▸ EXERCISE REQUIREMENTS
Reproduce the listing below in its entirety. Change nothing.

▸ INFORMATION GIVEN
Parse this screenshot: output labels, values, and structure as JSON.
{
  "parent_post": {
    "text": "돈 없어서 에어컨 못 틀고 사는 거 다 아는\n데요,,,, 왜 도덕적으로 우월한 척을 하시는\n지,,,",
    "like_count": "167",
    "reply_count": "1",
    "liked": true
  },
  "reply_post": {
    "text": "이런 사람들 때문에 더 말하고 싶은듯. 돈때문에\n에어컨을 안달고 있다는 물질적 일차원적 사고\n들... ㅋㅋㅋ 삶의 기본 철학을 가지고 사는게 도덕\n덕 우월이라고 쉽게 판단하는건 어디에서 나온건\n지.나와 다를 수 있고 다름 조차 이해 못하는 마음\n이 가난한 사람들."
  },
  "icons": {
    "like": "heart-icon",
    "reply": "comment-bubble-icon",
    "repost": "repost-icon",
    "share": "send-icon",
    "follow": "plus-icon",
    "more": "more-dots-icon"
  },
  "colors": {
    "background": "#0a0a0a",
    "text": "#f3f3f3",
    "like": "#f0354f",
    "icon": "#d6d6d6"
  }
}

▸ RESULT OF THIS TASK
Parse this screenshot: output labels, values, and structure as JSON.
{
  "parent_post": {
    "text": "돈 없어서 에어컨 못 틀고 사는 거 다 아는\n데요,,,, 왜 도덕적으로 우월한 척을 하시는\n지,,,",
    "like_count": "167",
    "reply_count": "1",
    "liked": true
  },
  "reply_post": {
    "text": "이런 사람들 때문에 더 말하고 싶은듯. 돈때문에\n에어컨을 안달고 있다는 물질적 일차원적 사고\n들... ㅋㅋㅋ 삶의 기본 철학을 가지고 사는게 도덕\n덕 우월이라고 쉽게 판단하는건 어디에서 나온건\n지.나와 다를 수 있고 다름 조차 이해 못하는 마음\n이 가난한 사람들."
  },
  "icons": {
    "like": "heart-icon",
    "reply": "comment-bubble-icon",
    "repost": "repost-icon",
    "share": "send-icon",
    "follow": "plus-icon",
    "more": "more-dots-icon"
  },
  "colors": {
    "background": "#0a0a0a",
    "text": "#f3f3f3",
    "like": "#f0354f",
    "icon": "#d6d6d6"
  }
}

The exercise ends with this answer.